_Stated goal_
Look for the string "this" and copy every line that has it.

———

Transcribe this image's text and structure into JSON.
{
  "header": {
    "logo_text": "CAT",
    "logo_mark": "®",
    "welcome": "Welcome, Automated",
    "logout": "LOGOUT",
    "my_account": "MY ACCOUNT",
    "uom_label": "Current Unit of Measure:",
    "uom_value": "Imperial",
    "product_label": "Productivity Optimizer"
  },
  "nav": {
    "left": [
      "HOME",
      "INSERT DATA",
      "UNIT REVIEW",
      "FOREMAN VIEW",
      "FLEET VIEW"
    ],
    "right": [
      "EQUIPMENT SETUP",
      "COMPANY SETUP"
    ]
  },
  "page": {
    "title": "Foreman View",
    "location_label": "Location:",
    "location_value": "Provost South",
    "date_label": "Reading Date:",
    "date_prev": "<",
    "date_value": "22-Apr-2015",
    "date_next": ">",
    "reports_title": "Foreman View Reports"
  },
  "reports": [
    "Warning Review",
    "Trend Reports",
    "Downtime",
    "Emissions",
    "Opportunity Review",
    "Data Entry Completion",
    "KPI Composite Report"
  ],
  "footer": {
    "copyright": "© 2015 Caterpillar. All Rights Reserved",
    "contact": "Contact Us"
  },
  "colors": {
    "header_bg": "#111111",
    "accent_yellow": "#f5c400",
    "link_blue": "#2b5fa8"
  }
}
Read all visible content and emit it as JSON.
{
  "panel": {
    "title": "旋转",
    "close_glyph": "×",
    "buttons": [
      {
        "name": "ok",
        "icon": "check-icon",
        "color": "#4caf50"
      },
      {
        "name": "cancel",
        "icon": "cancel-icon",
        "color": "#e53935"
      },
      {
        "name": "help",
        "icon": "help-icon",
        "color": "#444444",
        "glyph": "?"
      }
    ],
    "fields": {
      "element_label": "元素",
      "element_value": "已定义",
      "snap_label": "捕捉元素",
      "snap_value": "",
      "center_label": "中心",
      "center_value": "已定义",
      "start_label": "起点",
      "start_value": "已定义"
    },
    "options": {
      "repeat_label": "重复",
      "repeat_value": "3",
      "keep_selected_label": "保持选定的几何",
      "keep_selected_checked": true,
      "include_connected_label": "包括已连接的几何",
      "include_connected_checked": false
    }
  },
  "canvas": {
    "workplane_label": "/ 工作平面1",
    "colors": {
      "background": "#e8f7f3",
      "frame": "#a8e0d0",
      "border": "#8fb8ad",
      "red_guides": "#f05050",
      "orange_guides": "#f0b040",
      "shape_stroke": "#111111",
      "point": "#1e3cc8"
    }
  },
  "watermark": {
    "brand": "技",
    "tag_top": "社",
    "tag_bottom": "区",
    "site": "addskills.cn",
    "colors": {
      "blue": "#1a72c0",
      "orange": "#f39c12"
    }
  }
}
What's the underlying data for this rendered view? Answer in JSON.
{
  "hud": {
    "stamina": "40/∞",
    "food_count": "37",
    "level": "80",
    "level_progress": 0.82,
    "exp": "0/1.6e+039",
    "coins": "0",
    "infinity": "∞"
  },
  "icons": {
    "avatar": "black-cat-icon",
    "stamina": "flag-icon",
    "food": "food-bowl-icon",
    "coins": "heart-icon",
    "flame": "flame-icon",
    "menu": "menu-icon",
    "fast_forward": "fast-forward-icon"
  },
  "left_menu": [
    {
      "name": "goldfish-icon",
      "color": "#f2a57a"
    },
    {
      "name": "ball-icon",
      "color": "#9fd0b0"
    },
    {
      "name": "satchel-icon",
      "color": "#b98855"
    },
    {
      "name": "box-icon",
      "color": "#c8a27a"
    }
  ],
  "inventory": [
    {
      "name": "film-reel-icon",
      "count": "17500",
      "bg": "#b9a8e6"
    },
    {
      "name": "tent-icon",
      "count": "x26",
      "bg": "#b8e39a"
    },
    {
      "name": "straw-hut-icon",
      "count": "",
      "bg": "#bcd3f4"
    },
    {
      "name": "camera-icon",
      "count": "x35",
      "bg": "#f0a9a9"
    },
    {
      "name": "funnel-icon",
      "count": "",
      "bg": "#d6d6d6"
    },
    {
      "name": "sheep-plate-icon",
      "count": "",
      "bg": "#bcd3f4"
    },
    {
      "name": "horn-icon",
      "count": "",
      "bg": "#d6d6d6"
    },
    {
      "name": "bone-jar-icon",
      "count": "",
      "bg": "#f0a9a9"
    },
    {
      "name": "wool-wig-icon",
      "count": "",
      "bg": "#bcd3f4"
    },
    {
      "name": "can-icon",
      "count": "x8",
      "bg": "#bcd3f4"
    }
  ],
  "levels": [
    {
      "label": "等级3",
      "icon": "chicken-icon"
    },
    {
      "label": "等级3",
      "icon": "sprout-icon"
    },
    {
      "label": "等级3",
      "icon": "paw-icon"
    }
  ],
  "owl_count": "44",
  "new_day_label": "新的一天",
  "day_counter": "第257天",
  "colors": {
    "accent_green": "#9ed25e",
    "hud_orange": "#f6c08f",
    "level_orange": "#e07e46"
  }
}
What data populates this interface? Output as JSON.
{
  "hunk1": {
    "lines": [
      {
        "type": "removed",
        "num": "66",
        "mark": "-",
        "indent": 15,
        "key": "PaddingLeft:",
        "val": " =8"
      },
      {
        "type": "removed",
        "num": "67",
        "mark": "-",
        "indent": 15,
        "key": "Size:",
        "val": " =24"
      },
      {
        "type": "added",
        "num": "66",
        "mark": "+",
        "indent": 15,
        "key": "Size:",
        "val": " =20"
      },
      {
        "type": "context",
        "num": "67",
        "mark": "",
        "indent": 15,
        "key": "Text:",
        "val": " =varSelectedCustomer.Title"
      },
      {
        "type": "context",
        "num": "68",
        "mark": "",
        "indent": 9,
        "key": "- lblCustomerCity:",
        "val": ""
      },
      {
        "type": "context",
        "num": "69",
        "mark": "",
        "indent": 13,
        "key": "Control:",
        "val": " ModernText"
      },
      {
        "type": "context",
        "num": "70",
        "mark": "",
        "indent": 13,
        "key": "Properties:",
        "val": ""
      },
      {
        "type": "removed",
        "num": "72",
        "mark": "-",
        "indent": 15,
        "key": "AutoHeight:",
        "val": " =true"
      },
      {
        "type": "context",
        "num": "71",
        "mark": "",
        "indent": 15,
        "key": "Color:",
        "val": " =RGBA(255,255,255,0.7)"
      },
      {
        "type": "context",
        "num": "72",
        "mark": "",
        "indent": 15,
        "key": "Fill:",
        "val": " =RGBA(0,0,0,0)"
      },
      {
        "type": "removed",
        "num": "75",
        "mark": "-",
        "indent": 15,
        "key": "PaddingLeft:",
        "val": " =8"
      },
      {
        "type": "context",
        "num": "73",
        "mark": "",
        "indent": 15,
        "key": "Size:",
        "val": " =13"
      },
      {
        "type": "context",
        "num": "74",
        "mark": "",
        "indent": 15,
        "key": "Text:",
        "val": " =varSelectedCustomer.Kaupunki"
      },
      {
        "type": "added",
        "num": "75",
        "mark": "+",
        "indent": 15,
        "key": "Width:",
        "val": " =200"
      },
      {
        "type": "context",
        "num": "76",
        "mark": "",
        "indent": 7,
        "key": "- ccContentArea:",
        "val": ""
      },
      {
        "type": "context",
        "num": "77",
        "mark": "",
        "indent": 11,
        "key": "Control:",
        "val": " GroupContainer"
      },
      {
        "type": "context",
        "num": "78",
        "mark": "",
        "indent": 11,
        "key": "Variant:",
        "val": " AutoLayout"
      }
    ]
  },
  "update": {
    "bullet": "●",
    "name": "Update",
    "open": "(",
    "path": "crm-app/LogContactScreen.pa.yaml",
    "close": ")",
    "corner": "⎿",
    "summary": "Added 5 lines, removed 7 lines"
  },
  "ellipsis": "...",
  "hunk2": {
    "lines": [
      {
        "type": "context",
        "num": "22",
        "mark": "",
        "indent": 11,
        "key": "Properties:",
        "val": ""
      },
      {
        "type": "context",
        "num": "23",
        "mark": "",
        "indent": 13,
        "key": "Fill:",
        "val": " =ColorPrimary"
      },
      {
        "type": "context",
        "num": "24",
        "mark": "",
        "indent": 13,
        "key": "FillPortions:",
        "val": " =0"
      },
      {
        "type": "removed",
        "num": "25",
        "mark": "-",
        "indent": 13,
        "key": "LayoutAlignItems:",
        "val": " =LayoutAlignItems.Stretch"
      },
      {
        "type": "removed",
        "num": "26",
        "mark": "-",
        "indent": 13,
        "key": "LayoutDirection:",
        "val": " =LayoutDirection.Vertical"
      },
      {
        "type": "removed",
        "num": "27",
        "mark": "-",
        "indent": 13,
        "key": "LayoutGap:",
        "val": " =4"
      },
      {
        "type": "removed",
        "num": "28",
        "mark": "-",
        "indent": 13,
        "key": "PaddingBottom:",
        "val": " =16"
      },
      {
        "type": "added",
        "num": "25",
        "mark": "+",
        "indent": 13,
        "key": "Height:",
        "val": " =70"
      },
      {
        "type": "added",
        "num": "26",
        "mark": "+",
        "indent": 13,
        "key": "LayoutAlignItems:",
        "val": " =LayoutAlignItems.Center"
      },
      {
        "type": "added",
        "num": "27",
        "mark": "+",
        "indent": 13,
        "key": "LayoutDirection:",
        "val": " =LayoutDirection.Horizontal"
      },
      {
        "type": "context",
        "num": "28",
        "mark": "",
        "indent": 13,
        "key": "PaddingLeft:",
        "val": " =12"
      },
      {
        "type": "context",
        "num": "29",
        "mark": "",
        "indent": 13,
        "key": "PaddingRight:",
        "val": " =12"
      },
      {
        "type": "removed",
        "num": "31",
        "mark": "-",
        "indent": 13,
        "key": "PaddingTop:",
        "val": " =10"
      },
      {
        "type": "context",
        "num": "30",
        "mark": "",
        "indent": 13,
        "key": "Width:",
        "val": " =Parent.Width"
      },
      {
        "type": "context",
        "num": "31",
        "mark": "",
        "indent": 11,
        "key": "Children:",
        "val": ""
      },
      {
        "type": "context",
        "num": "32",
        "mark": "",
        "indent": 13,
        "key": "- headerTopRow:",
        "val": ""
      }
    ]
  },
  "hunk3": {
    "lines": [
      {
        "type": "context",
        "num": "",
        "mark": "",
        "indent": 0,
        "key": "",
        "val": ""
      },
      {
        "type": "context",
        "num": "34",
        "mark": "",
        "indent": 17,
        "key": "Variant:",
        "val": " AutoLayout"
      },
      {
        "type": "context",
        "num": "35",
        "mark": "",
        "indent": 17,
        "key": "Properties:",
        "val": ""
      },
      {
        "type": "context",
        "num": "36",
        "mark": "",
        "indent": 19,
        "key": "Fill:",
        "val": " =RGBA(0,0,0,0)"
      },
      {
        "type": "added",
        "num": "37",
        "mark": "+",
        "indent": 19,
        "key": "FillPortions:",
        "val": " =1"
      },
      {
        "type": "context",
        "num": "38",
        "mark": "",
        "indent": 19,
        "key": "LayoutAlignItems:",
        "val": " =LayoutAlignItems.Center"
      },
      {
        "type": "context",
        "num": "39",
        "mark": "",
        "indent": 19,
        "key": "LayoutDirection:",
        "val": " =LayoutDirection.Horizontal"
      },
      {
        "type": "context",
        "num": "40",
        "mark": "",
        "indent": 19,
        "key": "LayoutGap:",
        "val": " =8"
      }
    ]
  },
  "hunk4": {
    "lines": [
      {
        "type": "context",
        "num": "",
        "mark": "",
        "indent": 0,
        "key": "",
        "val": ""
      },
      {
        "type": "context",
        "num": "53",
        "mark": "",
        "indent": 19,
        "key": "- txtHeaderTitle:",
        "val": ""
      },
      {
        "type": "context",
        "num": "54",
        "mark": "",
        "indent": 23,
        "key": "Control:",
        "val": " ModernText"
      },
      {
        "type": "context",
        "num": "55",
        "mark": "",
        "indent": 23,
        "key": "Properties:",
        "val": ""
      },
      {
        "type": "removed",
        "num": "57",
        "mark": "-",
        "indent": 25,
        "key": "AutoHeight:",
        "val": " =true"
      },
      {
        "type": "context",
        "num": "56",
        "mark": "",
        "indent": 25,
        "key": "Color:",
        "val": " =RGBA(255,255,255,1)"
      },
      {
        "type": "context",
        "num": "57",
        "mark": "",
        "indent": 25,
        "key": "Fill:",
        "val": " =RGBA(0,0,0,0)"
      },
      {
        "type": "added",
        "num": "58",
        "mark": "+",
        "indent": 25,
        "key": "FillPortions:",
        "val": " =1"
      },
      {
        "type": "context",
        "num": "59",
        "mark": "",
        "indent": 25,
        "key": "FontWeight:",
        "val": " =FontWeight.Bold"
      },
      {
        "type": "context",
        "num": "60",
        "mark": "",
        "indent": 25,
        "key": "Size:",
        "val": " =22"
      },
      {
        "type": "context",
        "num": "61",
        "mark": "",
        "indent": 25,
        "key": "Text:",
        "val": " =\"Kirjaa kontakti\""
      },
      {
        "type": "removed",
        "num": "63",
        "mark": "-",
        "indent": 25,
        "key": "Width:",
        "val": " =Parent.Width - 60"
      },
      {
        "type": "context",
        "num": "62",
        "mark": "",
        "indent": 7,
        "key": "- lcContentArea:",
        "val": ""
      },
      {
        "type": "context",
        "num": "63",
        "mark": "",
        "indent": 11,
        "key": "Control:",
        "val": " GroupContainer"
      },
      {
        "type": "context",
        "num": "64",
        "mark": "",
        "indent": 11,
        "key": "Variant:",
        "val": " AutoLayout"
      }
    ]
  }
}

———

_The answer_
Transcribe this image's text and structure into JSON.
What's the underlying data for this rendered view? Answer in JSON.
What data populates this interface? Output as JSON.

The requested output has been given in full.